## What to work on
Report how many lines contain "Variant", with no other words.

--- BEGIN ---

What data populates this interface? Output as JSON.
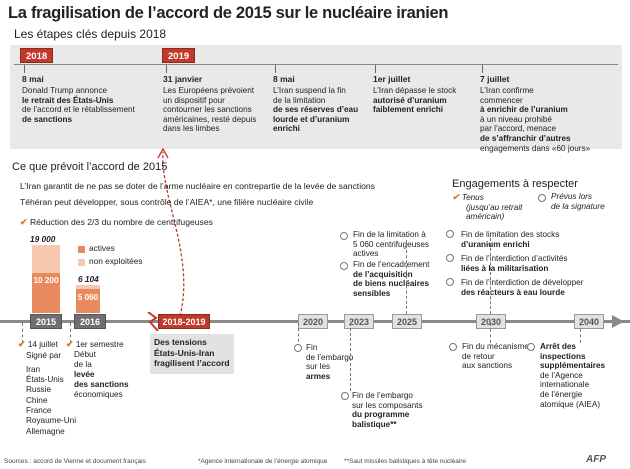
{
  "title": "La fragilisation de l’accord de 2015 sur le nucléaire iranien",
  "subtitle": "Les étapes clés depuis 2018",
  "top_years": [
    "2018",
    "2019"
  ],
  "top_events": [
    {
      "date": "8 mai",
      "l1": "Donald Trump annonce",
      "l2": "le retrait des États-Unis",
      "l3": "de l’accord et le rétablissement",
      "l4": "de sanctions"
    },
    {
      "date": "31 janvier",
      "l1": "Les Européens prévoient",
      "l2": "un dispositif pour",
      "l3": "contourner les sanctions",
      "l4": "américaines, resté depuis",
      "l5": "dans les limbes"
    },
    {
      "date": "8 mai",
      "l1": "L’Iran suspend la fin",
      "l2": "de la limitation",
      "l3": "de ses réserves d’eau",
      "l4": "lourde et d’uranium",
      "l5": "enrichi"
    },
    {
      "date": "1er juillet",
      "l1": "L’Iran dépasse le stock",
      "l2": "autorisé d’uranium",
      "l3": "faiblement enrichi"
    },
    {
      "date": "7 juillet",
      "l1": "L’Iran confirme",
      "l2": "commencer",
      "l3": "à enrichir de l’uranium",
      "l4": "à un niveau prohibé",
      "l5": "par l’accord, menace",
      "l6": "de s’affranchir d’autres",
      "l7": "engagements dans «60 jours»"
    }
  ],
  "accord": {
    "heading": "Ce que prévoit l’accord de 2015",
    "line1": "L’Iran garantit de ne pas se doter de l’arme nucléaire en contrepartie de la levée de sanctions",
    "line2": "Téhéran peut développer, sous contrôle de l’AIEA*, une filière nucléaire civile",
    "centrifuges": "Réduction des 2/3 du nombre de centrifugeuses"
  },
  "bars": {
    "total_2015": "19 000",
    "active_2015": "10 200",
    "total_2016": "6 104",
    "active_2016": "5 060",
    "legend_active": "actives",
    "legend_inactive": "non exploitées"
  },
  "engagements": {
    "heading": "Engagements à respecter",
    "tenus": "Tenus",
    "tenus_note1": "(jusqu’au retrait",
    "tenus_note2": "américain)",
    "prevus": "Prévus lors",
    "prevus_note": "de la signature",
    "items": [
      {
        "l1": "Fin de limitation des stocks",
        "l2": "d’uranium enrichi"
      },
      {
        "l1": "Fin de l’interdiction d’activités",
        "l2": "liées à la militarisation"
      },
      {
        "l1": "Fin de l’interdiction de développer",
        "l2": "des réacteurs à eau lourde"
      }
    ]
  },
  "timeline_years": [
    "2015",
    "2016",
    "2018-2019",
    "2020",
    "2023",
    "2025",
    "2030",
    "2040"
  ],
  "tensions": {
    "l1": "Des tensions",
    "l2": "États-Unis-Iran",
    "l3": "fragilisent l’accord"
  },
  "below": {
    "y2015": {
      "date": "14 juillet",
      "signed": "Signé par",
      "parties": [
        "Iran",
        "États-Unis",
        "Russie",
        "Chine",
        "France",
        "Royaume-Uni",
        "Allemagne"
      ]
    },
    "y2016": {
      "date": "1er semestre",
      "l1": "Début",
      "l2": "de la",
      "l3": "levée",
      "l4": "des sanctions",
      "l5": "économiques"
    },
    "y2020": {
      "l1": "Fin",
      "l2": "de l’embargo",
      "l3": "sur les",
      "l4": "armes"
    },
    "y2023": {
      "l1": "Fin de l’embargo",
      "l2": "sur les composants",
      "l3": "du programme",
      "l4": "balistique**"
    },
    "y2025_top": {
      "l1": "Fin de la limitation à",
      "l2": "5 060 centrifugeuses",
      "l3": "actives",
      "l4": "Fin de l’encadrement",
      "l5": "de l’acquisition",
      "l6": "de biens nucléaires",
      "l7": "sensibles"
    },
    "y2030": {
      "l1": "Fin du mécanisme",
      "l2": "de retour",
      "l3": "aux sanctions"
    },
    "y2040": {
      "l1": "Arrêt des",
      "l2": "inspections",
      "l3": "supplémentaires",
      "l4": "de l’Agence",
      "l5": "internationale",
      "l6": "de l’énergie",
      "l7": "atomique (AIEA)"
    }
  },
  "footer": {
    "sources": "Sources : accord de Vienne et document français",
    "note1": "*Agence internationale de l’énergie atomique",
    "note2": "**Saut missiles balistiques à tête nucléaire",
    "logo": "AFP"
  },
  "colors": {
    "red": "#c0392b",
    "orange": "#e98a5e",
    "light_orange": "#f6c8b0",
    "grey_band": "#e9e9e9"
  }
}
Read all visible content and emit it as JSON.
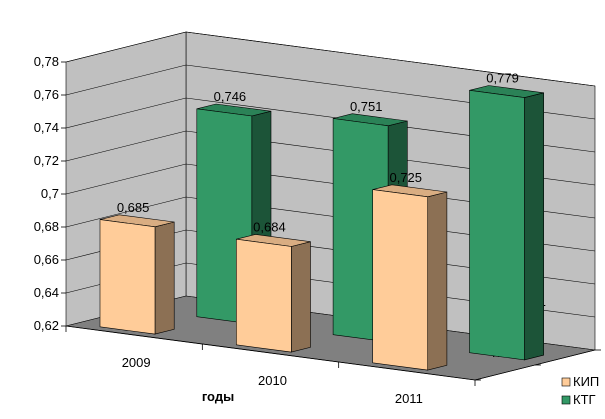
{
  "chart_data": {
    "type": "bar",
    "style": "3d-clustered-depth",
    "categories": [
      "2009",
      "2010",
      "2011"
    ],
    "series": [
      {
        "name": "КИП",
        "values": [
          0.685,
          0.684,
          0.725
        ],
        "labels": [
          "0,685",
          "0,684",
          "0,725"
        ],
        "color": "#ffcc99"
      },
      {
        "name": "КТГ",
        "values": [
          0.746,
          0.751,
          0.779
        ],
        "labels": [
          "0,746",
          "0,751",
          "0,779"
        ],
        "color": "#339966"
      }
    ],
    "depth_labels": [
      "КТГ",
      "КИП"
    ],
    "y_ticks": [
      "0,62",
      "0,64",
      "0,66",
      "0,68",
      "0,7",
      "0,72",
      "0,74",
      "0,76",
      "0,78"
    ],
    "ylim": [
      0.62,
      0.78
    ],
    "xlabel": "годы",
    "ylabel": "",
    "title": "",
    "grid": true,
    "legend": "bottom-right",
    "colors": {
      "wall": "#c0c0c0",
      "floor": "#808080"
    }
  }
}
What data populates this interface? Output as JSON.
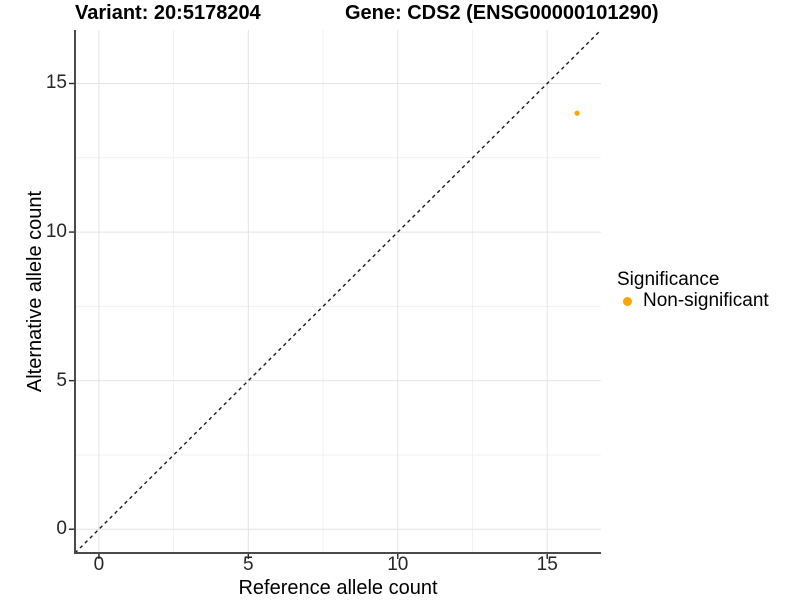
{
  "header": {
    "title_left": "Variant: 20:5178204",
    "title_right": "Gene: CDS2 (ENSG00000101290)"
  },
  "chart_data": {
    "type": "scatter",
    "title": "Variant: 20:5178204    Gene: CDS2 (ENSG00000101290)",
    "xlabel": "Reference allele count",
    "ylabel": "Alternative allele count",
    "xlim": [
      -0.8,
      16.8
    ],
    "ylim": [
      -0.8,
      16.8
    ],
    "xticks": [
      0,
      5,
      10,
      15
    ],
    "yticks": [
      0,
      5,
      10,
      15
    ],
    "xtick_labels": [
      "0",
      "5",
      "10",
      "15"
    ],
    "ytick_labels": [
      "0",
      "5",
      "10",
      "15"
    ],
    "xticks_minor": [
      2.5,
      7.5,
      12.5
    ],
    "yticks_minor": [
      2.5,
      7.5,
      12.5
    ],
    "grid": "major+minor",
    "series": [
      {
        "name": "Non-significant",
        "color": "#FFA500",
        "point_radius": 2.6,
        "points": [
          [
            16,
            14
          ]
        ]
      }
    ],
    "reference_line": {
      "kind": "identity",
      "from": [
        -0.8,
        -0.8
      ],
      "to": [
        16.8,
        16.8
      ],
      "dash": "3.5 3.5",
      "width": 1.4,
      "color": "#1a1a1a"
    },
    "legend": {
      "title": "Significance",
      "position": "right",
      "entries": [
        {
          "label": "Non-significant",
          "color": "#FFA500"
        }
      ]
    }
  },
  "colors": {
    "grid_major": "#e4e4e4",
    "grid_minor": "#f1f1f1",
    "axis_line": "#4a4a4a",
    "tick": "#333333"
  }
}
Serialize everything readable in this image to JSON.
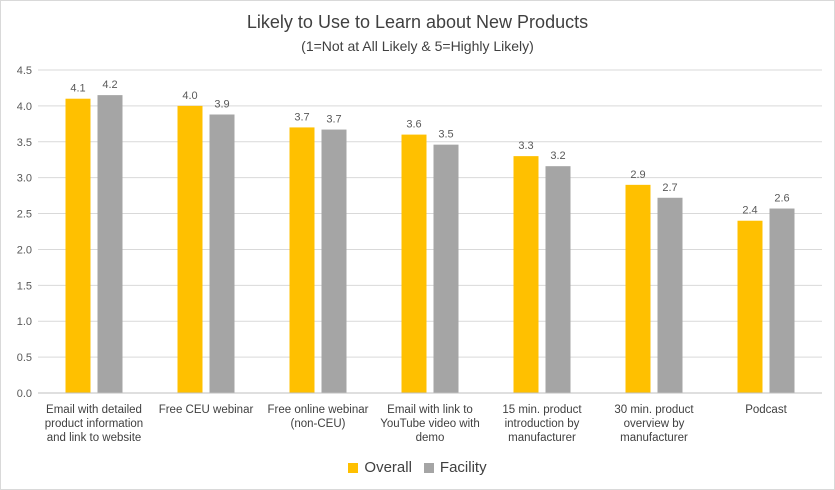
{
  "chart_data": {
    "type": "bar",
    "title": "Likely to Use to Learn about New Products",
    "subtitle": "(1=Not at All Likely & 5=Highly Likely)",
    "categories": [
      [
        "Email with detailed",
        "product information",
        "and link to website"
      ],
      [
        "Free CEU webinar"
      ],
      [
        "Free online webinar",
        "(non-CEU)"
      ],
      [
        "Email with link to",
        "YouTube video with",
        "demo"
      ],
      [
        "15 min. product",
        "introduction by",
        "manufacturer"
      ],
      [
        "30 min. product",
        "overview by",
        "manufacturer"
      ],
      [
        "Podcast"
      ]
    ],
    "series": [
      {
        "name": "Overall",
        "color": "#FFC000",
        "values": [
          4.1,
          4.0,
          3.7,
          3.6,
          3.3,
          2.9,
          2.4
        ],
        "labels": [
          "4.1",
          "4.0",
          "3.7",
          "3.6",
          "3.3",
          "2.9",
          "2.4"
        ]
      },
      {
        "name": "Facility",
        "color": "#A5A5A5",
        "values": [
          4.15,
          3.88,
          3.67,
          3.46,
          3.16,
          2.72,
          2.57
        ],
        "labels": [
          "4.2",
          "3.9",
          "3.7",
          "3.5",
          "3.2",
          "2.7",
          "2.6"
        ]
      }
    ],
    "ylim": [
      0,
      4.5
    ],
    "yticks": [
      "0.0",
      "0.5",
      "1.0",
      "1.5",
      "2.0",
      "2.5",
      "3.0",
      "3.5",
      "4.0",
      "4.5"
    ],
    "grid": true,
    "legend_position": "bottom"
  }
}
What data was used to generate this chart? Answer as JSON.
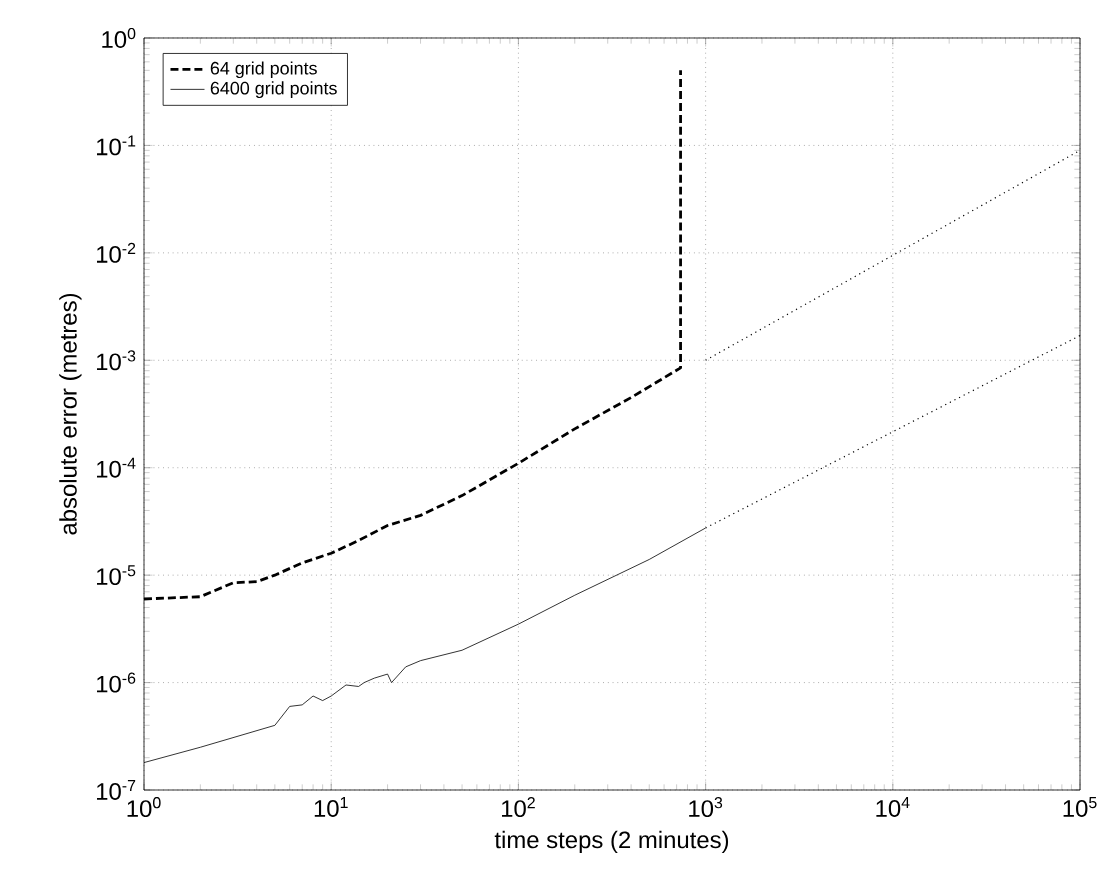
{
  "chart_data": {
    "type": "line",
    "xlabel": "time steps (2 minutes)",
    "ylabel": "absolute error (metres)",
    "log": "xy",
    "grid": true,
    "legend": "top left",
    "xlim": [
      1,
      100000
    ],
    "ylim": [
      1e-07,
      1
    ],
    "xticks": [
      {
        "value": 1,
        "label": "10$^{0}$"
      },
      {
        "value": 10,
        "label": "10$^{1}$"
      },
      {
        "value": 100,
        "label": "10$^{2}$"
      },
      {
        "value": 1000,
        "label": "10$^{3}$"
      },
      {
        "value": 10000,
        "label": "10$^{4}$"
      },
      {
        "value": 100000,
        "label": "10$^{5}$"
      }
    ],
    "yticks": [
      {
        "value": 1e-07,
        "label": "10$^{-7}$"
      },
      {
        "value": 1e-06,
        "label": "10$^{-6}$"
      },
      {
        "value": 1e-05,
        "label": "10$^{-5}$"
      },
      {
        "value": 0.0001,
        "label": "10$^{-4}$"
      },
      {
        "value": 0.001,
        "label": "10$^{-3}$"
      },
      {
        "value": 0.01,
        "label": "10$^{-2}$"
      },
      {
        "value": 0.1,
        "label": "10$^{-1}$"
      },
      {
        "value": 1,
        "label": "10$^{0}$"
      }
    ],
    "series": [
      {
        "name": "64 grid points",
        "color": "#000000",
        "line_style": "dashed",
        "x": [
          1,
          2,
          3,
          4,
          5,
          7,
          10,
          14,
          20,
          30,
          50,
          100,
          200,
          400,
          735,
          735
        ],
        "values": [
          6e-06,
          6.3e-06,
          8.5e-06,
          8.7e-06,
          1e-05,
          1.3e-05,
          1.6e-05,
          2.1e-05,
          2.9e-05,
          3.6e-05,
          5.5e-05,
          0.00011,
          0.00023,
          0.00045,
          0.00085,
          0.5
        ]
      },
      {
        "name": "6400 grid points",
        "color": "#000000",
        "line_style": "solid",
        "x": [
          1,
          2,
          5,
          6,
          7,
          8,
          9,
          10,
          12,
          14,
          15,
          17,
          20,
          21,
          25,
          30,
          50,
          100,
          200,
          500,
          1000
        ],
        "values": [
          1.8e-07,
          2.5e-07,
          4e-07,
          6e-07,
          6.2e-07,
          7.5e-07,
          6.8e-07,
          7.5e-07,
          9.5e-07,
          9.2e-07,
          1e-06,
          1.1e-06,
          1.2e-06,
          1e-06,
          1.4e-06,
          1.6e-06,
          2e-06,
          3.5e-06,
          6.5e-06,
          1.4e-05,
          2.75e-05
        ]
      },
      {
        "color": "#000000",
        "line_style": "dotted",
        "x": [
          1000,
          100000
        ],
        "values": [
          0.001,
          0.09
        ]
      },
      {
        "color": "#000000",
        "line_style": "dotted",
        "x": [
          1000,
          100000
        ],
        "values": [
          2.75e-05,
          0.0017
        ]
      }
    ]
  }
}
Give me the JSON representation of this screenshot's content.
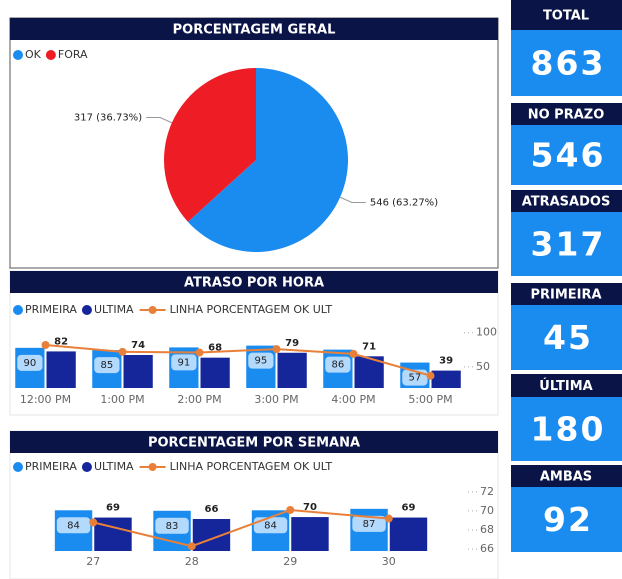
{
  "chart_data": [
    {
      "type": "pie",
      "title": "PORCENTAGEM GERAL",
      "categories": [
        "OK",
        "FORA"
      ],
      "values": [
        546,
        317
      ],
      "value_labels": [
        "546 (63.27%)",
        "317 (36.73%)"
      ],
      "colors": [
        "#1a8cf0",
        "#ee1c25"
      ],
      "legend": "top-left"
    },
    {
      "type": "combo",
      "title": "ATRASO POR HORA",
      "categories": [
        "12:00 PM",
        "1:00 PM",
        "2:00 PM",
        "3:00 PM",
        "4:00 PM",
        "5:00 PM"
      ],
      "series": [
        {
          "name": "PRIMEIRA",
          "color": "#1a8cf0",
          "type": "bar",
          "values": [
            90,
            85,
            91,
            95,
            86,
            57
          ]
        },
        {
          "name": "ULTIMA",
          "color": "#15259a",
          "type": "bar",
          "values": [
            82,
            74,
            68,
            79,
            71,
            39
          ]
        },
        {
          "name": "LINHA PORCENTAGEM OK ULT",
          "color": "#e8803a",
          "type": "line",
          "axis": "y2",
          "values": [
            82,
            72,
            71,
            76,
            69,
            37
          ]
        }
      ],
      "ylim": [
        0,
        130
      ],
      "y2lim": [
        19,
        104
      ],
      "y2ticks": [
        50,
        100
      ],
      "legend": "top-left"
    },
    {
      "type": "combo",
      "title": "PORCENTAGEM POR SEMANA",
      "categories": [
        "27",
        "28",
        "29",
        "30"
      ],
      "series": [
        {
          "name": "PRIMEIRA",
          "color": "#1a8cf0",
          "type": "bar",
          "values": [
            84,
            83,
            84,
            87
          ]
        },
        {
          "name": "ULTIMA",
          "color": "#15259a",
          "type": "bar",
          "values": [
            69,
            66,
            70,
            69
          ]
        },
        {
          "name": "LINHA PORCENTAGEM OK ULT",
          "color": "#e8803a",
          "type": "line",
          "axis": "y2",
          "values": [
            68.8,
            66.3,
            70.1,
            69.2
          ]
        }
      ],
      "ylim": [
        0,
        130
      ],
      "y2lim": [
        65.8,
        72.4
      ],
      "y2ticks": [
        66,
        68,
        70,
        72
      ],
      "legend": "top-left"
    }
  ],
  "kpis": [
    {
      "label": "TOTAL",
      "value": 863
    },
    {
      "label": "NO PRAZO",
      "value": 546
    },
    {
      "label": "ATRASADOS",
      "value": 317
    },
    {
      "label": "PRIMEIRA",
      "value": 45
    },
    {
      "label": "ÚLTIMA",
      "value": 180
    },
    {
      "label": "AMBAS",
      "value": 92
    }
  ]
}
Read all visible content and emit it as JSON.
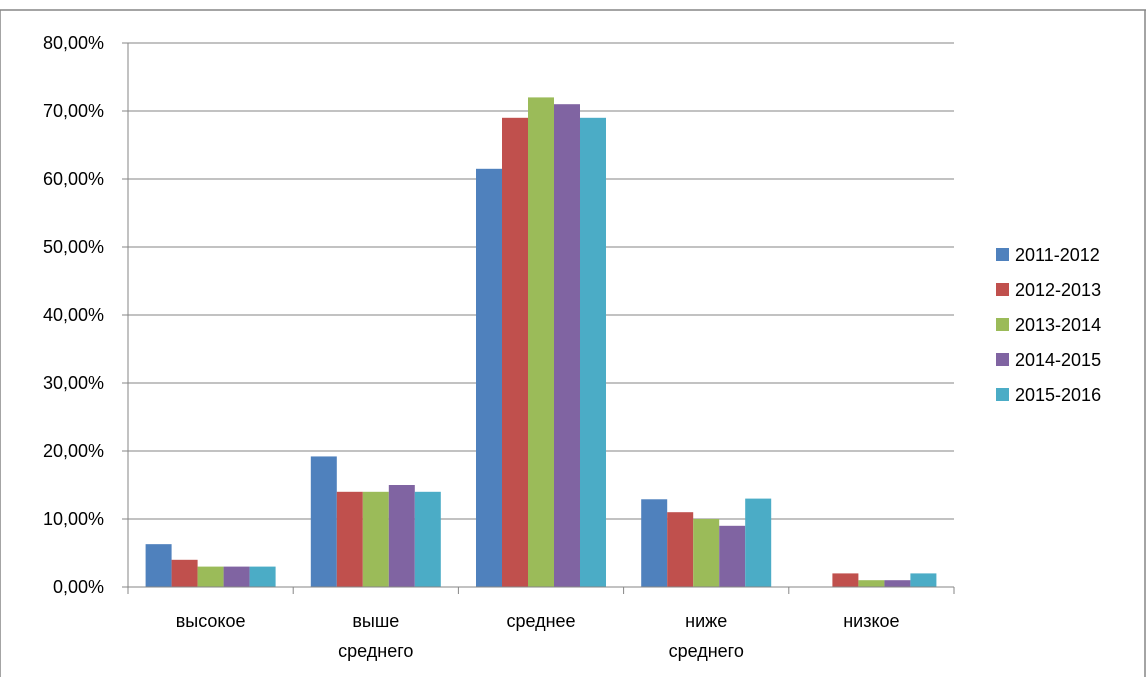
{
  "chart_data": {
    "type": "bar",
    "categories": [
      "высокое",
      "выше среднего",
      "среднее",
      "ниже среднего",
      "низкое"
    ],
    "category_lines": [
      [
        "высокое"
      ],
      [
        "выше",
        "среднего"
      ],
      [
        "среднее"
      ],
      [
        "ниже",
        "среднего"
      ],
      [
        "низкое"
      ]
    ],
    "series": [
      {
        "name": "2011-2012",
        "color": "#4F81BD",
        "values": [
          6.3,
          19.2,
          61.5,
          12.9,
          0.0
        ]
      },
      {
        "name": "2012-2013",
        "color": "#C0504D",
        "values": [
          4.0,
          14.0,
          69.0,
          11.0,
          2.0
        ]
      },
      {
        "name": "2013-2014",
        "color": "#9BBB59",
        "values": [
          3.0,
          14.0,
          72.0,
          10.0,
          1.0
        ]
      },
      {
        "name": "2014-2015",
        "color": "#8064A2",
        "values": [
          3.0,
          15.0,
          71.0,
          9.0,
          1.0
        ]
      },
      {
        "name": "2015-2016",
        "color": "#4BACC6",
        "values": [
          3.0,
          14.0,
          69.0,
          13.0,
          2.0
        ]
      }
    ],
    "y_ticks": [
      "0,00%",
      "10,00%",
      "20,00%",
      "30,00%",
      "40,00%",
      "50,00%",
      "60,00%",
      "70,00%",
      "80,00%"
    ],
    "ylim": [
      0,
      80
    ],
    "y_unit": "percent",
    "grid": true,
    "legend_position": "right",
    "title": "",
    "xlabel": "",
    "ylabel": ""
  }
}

--- END ---

## Solution to this task
2